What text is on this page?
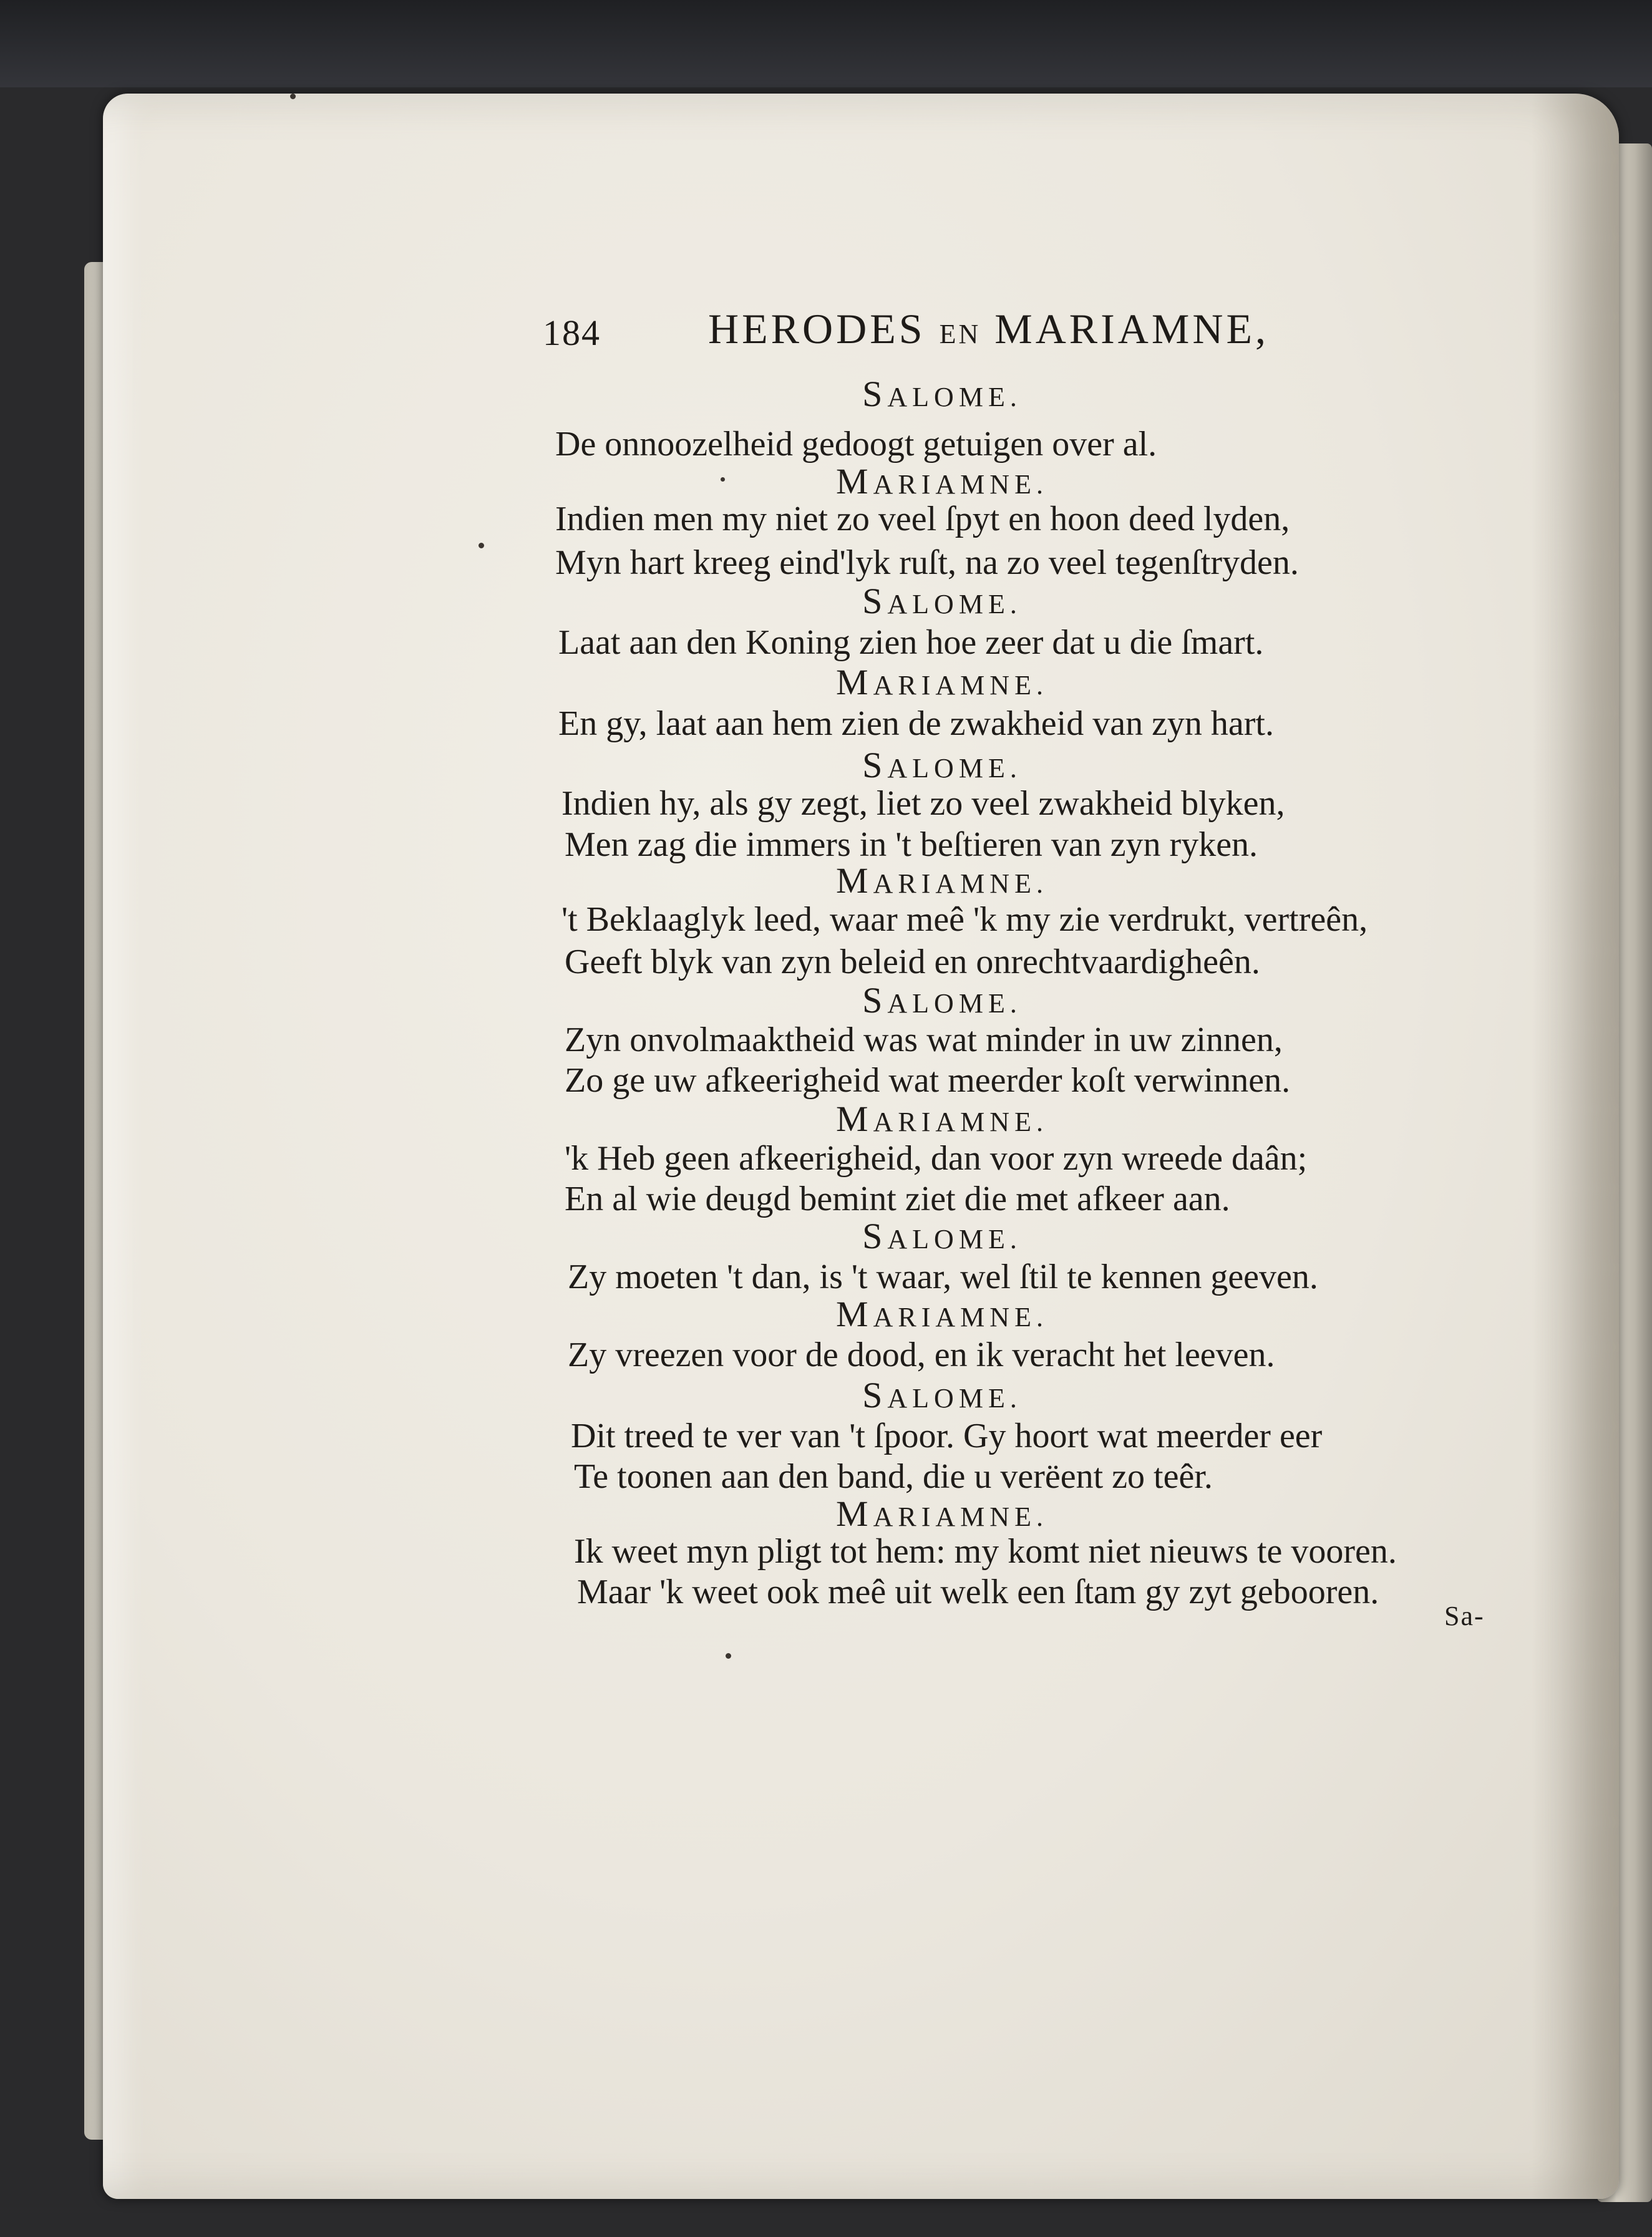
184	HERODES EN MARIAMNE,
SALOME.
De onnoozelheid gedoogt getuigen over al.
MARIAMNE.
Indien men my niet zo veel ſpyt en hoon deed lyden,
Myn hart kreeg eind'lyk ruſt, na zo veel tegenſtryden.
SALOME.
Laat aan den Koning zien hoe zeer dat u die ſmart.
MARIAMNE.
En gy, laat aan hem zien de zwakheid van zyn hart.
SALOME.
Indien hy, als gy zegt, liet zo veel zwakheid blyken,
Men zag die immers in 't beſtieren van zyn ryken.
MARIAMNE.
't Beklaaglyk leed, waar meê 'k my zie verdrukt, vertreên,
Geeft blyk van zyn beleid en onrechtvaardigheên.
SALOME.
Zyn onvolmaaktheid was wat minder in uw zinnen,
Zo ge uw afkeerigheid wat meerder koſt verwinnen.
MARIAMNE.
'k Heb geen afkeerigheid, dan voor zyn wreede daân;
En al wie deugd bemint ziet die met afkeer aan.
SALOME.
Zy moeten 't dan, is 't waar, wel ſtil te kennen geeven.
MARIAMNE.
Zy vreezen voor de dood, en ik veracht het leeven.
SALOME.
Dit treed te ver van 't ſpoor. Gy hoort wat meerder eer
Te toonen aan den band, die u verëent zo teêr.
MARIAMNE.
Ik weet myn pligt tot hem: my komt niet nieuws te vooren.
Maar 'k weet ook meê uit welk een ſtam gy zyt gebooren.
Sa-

---

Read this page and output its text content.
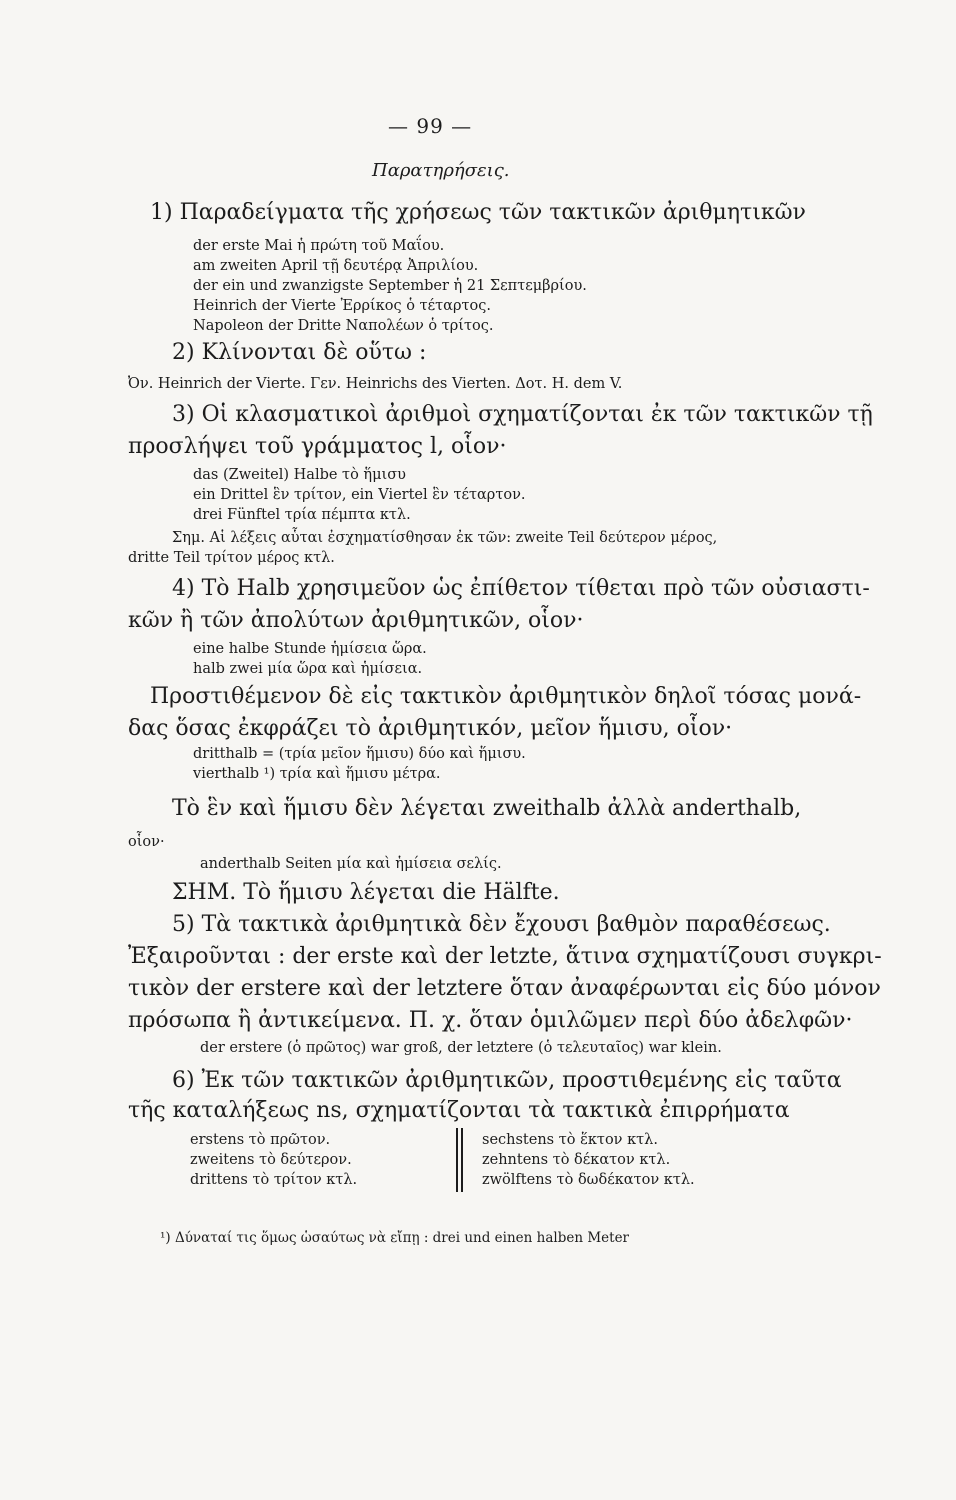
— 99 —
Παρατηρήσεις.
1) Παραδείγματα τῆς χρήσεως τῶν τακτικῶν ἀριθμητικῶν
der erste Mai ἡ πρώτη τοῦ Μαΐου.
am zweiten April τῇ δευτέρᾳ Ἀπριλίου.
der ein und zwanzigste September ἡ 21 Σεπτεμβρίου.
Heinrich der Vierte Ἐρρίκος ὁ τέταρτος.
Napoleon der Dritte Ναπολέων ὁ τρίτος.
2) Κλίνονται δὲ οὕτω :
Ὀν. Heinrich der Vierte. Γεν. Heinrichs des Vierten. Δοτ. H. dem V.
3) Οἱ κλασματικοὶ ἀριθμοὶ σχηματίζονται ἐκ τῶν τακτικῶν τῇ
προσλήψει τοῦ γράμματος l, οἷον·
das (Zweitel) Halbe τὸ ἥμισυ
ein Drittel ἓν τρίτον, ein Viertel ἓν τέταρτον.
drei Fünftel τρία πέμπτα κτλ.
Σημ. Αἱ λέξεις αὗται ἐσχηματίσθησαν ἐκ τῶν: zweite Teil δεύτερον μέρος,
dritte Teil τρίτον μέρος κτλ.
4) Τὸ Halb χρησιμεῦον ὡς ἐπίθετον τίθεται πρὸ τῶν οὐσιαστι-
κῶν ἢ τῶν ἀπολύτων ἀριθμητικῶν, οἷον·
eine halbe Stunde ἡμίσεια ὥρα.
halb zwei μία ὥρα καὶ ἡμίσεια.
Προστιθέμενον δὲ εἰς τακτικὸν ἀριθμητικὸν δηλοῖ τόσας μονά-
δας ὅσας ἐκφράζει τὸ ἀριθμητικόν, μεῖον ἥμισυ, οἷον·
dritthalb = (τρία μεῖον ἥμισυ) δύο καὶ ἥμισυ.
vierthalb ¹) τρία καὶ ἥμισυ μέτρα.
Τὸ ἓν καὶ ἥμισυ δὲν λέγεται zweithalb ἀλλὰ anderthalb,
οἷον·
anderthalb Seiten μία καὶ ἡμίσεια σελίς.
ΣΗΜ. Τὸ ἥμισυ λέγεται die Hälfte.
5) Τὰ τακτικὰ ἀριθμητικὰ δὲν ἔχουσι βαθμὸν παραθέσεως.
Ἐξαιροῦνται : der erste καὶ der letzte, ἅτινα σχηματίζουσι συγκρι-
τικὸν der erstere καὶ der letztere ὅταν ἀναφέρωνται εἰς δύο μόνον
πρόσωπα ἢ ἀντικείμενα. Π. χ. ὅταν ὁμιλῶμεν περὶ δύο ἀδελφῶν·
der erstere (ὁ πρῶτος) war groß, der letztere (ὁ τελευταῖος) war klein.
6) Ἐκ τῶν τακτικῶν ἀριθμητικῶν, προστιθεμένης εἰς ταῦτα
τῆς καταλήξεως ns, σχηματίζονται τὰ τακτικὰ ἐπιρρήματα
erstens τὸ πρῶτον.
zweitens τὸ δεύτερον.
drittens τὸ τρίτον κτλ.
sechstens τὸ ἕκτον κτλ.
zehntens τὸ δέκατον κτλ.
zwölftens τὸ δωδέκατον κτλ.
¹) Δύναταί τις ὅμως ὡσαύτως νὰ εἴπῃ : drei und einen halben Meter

▶ [GIVEN REQUEST] Copy each line of the listing that includes "veel".

▶ [SOLUTION FOR THIS TASK]
Indien men my niet zo veel ſpyt en hoon deed lyden,
Myn hart kreeg eind'lyk ruſt, na zo veel tegenſtryden.
Indien hy, als gy zegt, liet zo veel zwakheid blyken,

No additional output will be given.